### Directive
All of the entries must be reproduced exactly, with no images carried over.

### Provided information

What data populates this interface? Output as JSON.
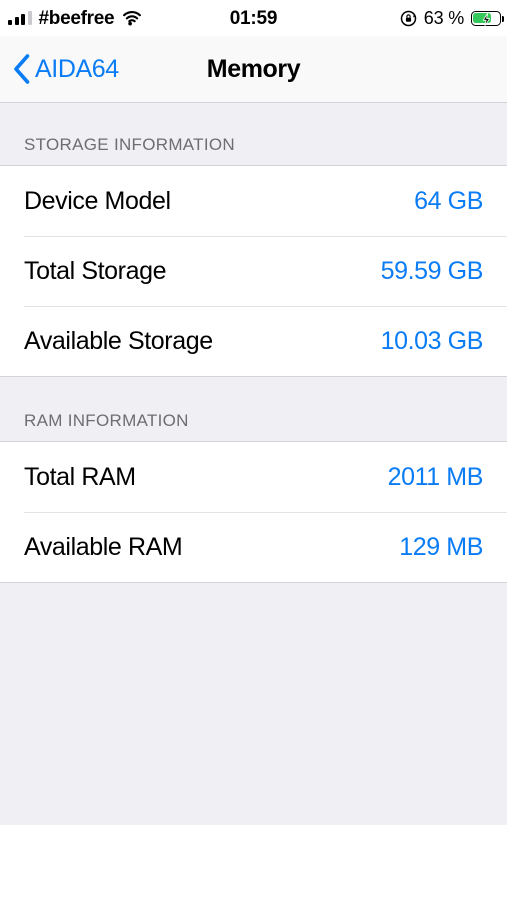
{
  "status_bar": {
    "carrier": "#beefree",
    "signal_icon": "signal-bars-icon",
    "signal_bars_filled": 3,
    "signal_bars_total": 4,
    "wifi_icon": "wifi-icon",
    "time": "01:59",
    "rotation_lock_icon": "rotation-lock-icon",
    "battery_percent": "63 %",
    "battery_icon": "battery-charging-icon",
    "battery_level": 63,
    "charging": true,
    "battery_color": "#34c759"
  },
  "nav_bar": {
    "back_icon": "chevron-left-icon",
    "back_label": "AIDA64",
    "title": "Memory",
    "tint_color": "#0a7cf5"
  },
  "sections": [
    {
      "header": "STORAGE INFORMATION",
      "rows": [
        {
          "label": "Device Model",
          "value": "64 GB"
        },
        {
          "label": "Total Storage",
          "value": "59.59 GB"
        },
        {
          "label": "Available Storage",
          "value": "10.03 GB"
        }
      ]
    },
    {
      "header": "RAM INFORMATION",
      "rows": [
        {
          "label": "Total RAM",
          "value": "2011 MB"
        },
        {
          "label": "Available RAM",
          "value": "129 MB"
        }
      ]
    }
  ],
  "colors": {
    "accent": "#0a7cf5",
    "background": "#f0eff4",
    "row_background": "#ffffff",
    "separator": "#d4d3d8",
    "header_text": "#6d6d72"
  }
}
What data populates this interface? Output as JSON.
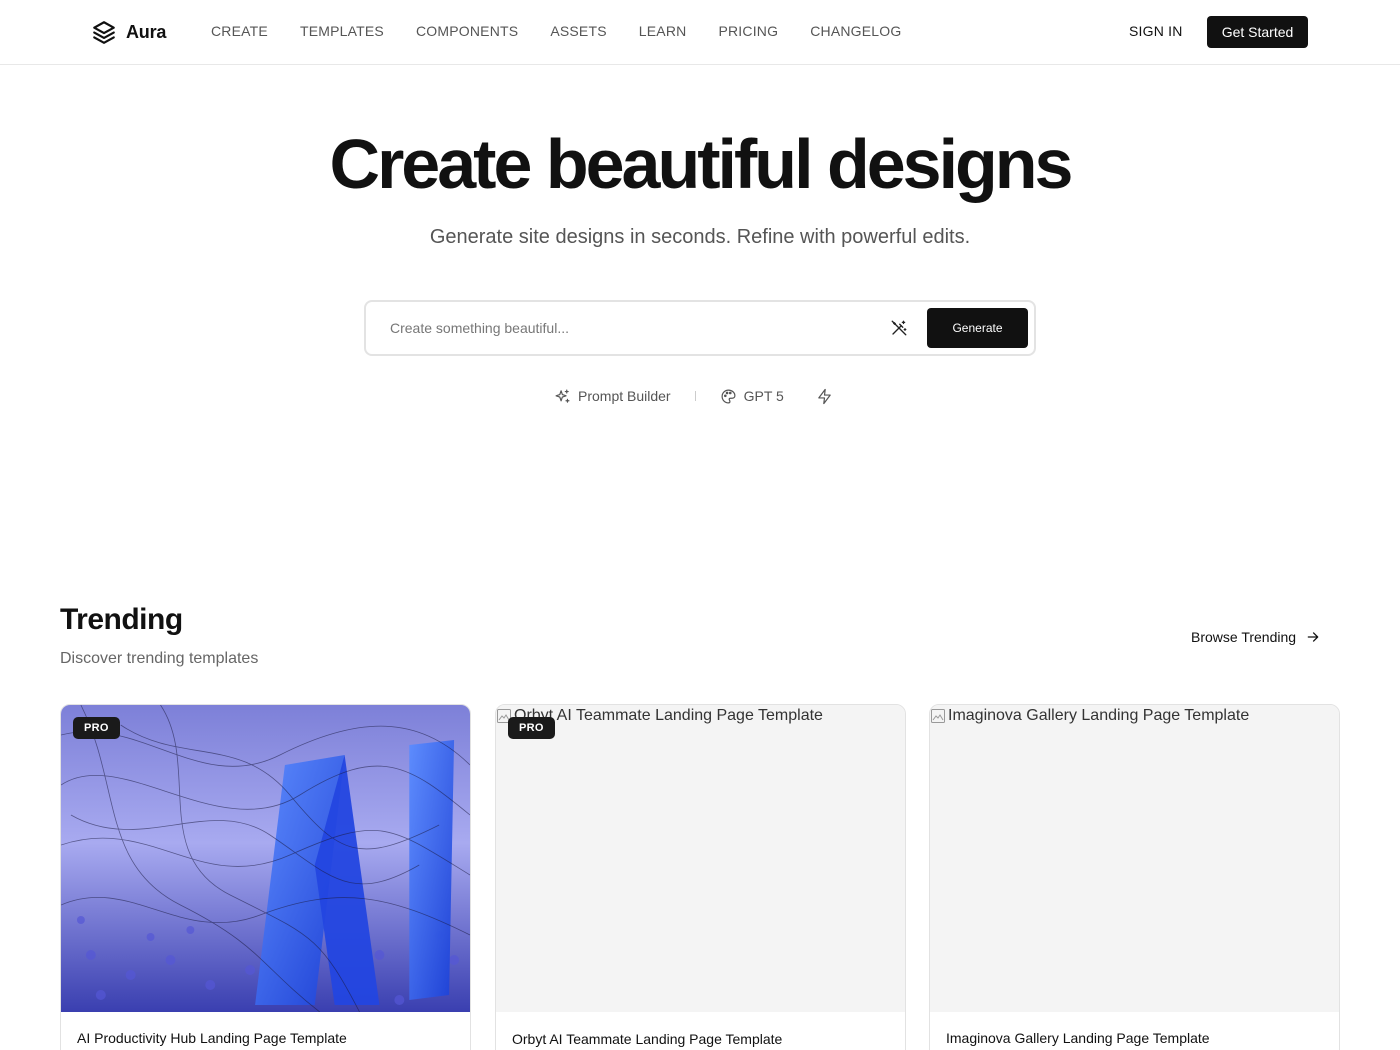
{
  "header": {
    "logo_text": "Aura",
    "nav": [
      "CREATE",
      "TEMPLATES",
      "COMPONENTS",
      "ASSETS",
      "LEARN",
      "PRICING",
      "CHANGELOG"
    ],
    "sign_in": "SIGN IN",
    "get_started": "Get Started"
  },
  "hero": {
    "title": "Create beautiful designs",
    "subtitle": "Generate site designs in seconds. Refine with powerful edits.",
    "prompt_placeholder": "Create something beautiful...",
    "generate_label": "Generate",
    "tools": {
      "prompt_builder": "Prompt Builder",
      "model": "GPT 5"
    }
  },
  "trending": {
    "title": "Trending",
    "subtitle": "Discover trending templates",
    "browse_label": "Browse Trending",
    "cards": [
      {
        "title": "AI Productivity Hub Landing Page Template",
        "badge": "PRO",
        "image_alt": ""
      },
      {
        "title": "Orbyt AI Teammate Landing Page Template",
        "badge": "PRO",
        "image_alt": "Orbyt AI Teammate Landing Page Template"
      },
      {
        "title": "Imaginova Gallery Landing Page Template",
        "badge": "",
        "image_alt": "Imaginova Gallery Landing Page Template"
      }
    ]
  },
  "colors": {
    "accent": "#111111",
    "muted_text": "#555555",
    "border": "#e3e3e3"
  }
}
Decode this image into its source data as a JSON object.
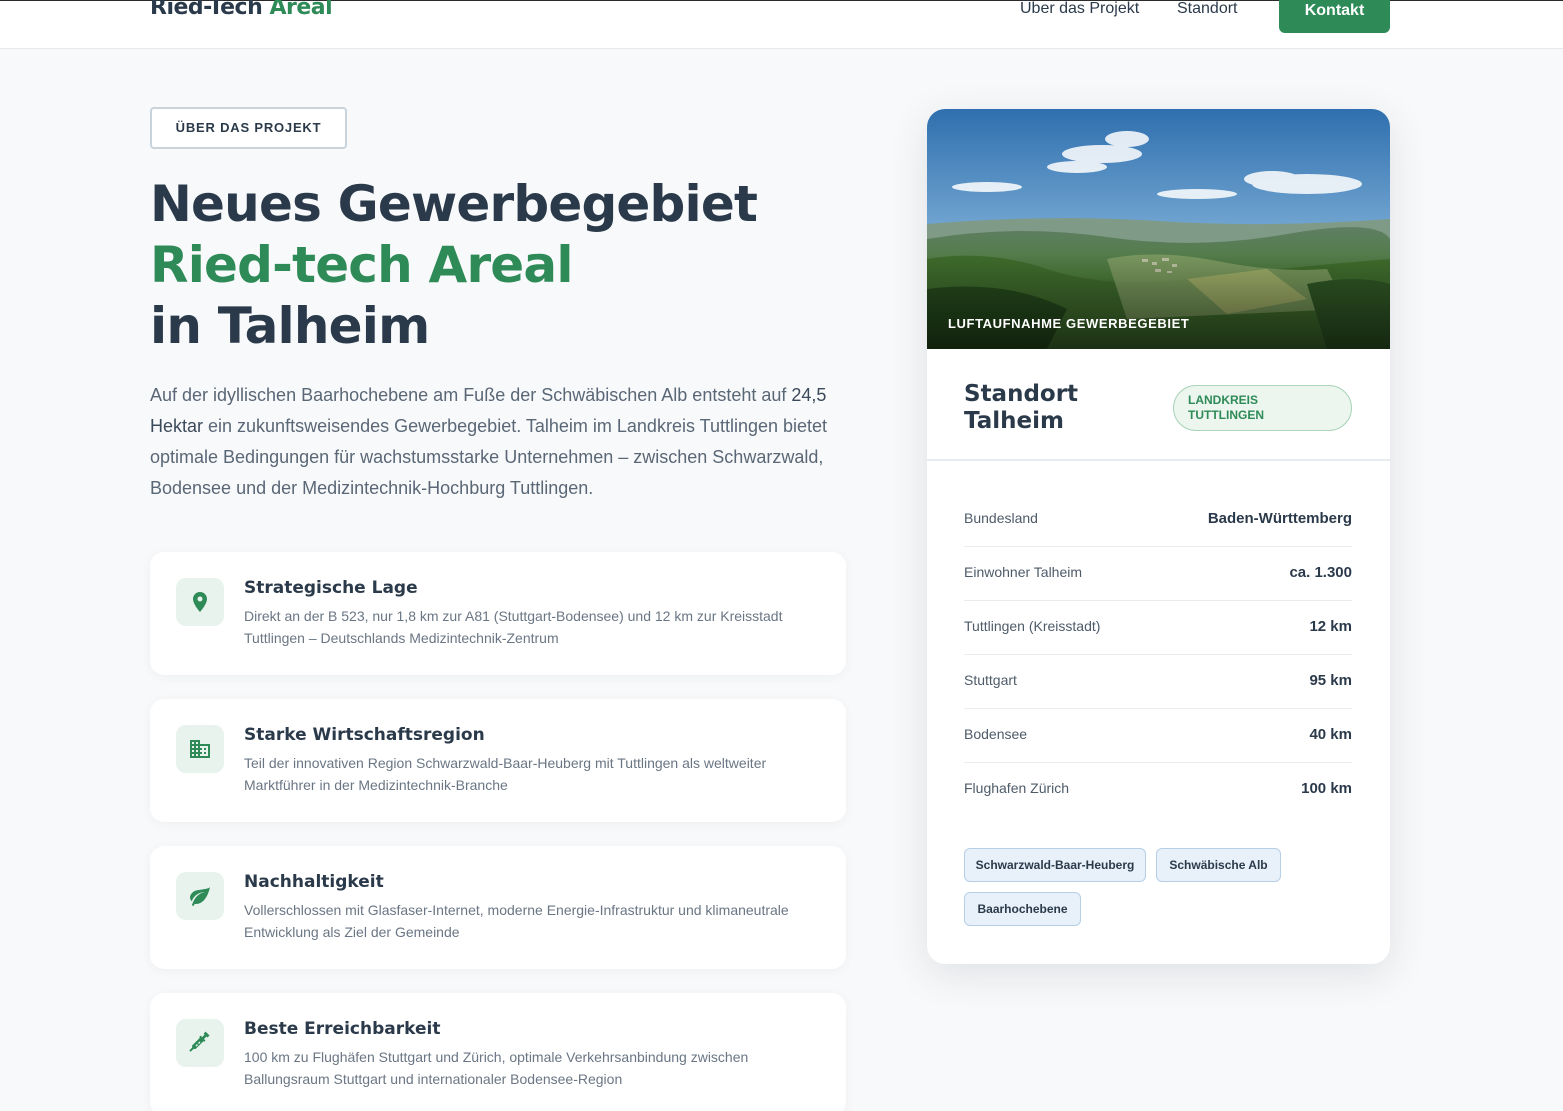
{
  "header": {
    "logo_main": "Ried-Tech",
    "logo_accent": "Areal",
    "nav": [
      {
        "label": "Über das Projekt"
      },
      {
        "label": "Standort"
      }
    ],
    "contact_label": "Kontakt"
  },
  "hero": {
    "badge": "ÜBER DAS PROJEKT",
    "headline_line1": "Neues Gewerbegebiet",
    "headline_line2": "Ried-tech Areal",
    "headline_line3": "in Talheim",
    "intro_part1": "Auf der idyllischen Baarhochebene am Fuße der Schwäbischen Alb entsteht auf ",
    "intro_strong": "24,5 Hektar",
    "intro_part2": " ein zukunftsweisendes Gewerbegebiet. Talheim im Landkreis Tuttlingen bietet optimale Bedingungen für wachstumsstarke Unternehmen – zwischen Schwarzwald, Bodensee und der Medizintechnik-Hochburg Tuttlingen."
  },
  "features": [
    {
      "icon": "location-pin-icon",
      "title": "Strategische Lage",
      "description": "Direkt an der B 523, nur 1,8 km zur A81 (Stuttgart-Bodensee) und 12 km zur Kreisstadt Tuttlingen – Deutschlands Medizintechnik-Zentrum"
    },
    {
      "icon": "building-icon",
      "title": "Starke Wirtschaftsregion",
      "description": "Teil der innovativen Region Schwarzwald-Baar-Heuberg mit Tuttlingen als weltweiter Marktführer in der Medizintechnik-Branche"
    },
    {
      "icon": "leaf-icon",
      "title": "Nachhaltigkeit",
      "description": "Vollerschlossen mit Glasfaser-Internet, moderne Energie-Infrastruktur und klimaneutrale Entwicklung als Ziel der Gemeinde"
    },
    {
      "icon": "syringe-icon",
      "title": "Beste Erreichbarkeit",
      "description": "100 km zu Flughäfen Stuttgart und Zürich, optimale Verkehrsanbindung zwischen Ballungsraum Stuttgart und internationaler Bodensee-Region"
    }
  ],
  "card": {
    "photo_caption": "LUFTAUFNAHME GEWERBEGEBIET",
    "title_line1": "Standort",
    "title_line2": "Talheim",
    "region_badge_line1": "LANDKREIS",
    "region_badge_line2": "TUTTLINGEN",
    "rows": [
      {
        "label": "Bundesland",
        "value": "Baden-Württemberg"
      },
      {
        "label": "Einwohner Talheim",
        "value": "ca. 1.300"
      },
      {
        "label": "Tuttlingen (Kreisstadt)",
        "value": "12 km"
      },
      {
        "label": "Stuttgart",
        "value": "95 km"
      },
      {
        "label": "Bodensee",
        "value": "40 km"
      },
      {
        "label": "Flughafen Zürich",
        "value": "100 km"
      }
    ],
    "tags": [
      "Schwarzwald-Baar-Heuberg",
      "Schwäbische Alb",
      "Baarhochebene"
    ]
  },
  "colors": {
    "accent_green": "#2e8a57",
    "text_dark": "#2b3a4a",
    "tag_blue_bg": "#e8f1fa"
  }
}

### Correct answer
What data populates this interface? Output as JSON.
{
  "status_bar": {
    "carrier": "#beefree",
    "signal_icon": "signal-bars-icon",
    "signal_bars_filled": 3,
    "signal_bars_total": 4,
    "wifi_icon": "wifi-icon",
    "time": "01:59",
    "rotation_lock_icon": "rotation-lock-icon",
    "battery_percent": "63 %",
    "battery_icon": "battery-charging-icon",
    "battery_level": 63,
    "charging": true,
    "battery_color": "#34c759"
  },
  "nav_bar": {
    "back_icon": "chevron-left-icon",
    "back_label": "AIDA64",
    "title": "Memory",
    "tint_color": "#0a7cf5"
  },
  "sections": [
    {
      "header": "STORAGE INFORMATION",
      "rows": [
        {
          "label": "Device Model",
          "value": "64 GB"
        },
        {
          "label": "Total Storage",
          "value": "59.59 GB"
        },
        {
          "label": "Available Storage",
          "value": "10.03 GB"
        }
      ]
    },
    {
      "header": "RAM INFORMATION",
      "rows": [
        {
          "label": "Total RAM",
          "value": "2011 MB"
        },
        {
          "label": "Available RAM",
          "value": "129 MB"
        }
      ]
    }
  ],
  "colors": {
    "accent": "#0a7cf5",
    "background": "#f0eff4",
    "row_background": "#ffffff",
    "separator": "#d4d3d8",
    "header_text": "#6d6d72"
  }
}
What data populates this interface? Output as JSON.
{
  "header": {
    "logo_text": "Aura",
    "nav": [
      "CREATE",
      "TEMPLATES",
      "COMPONENTS",
      "ASSETS",
      "LEARN",
      "PRICING",
      "CHANGELOG"
    ],
    "sign_in": "SIGN IN",
    "get_started": "Get Started"
  },
  "hero": {
    "title": "Create beautiful designs",
    "subtitle": "Generate site designs in seconds. Refine with powerful edits.",
    "prompt_placeholder": "Create something beautiful...",
    "generate_label": "Generate",
    "tools": {
      "prompt_builder": "Prompt Builder",
      "model": "GPT 5"
    }
  },
  "trending": {
    "title": "Trending",
    "subtitle": "Discover trending templates",
    "browse_label": "Browse Trending",
    "cards": [
      {
        "title": "AI Productivity Hub Landing Page Template",
        "badge": "PRO",
        "image_alt": ""
      },
      {
        "title": "Orbyt AI Teammate Landing Page Template",
        "badge": "PRO",
        "image_alt": "Orbyt AI Teammate Landing Page Template"
      },
      {
        "title": "Imaginova Gallery Landing Page Template",
        "badge": "",
        "image_alt": "Imaginova Gallery Landing Page Template"
      }
    ]
  },
  "colors": {
    "accent": "#111111",
    "muted_text": "#555555",
    "border": "#e3e3e3"
  }
}
Decode this image into its source data as a JSON object.
{
  "header": {
    "logo_main": "Ried-Tech",
    "logo_accent": "Areal",
    "nav": [
      {
        "label": "Über das Projekt"
      },
      {
        "label": "Standort"
      }
    ],
    "contact_label": "Kontakt"
  },
  "hero": {
    "badge": "ÜBER DAS PROJEKT",
    "headline_line1": "Neues Gewerbegebiet",
    "headline_line2": "Ried-tech Areal",
    "headline_line3": "in Talheim",
    "intro_part1": "Auf der idyllischen Baarhochebene am Fuße der Schwäbischen Alb entsteht auf ",
    "intro_strong": "24,5 Hektar",
    "intro_part2": " ein zukunftsweisendes Gewerbegebiet. Talheim im Landkreis Tuttlingen bietet optimale Bedingungen für wachstumsstarke Unternehmen – zwischen Schwarzwald, Bodensee und der Medizintechnik-Hochburg Tuttlingen."
  },
  "features": [
    {
      "icon": "location-pin-icon",
      "title": "Strategische Lage",
      "description": "Direkt an der B 523, nur 1,8 km zur A81 (Stuttgart-Bodensee) und 12 km zur Kreisstadt Tuttlingen – Deutschlands Medizintechnik-Zentrum"
    },
    {
      "icon": "building-icon",
      "title": "Starke Wirtschaftsregion",
      "description": "Teil der innovativen Region Schwarzwald-Baar-Heuberg mit Tuttlingen als weltweiter Marktführer in der Medizintechnik-Branche"
    },
    {
      "icon": "leaf-icon",
      "title": "Nachhaltigkeit",
      "description": "Vollerschlossen mit Glasfaser-Internet, moderne Energie-Infrastruktur und klimaneutrale Entwicklung als Ziel der Gemeinde"
    },
    {
      "icon": "syringe-icon",
      "title": "Beste Erreichbarkeit",
      "description": "100 km zu Flughäfen Stuttgart und Zürich, optimale Verkehrsanbindung zwischen Ballungsraum Stuttgart und internationaler Bodensee-Region"
    }
  ],
  "card": {
    "photo_caption": "LUFTAUFNAHME GEWERBEGEBIET",
    "title_line1": "Standort",
    "title_line2": "Talheim",
    "region_badge_line1": "LANDKREIS",
    "region_badge_line2": "TUTTLINGEN",
    "rows": [
      {
        "label": "Bundesland",
        "value": "Baden-Württemberg"
      },
      {
        "label": "Einwohner Talheim",
        "value": "ca. 1.300"
      },
      {
        "label": "Tuttlingen (Kreisstadt)",
        "value": "12 km"
      },
      {
        "label": "Stuttgart",
        "value": "95 km"
      },
      {
        "label": "Bodensee",
        "value": "40 km"
      },
      {
        "label": "Flughafen Zürich",
        "value": "100 km"
      }
    ],
    "tags": [
      "Schwarzwald-Baar-Heuberg",
      "Schwäbische Alb",
      "Baarhochebene"
    ]
  },
  "colors": {
    "accent_green": "#2e8a57",
    "text_dark": "#2b3a4a",
    "tag_blue_bg": "#e8f1fa"
  }
}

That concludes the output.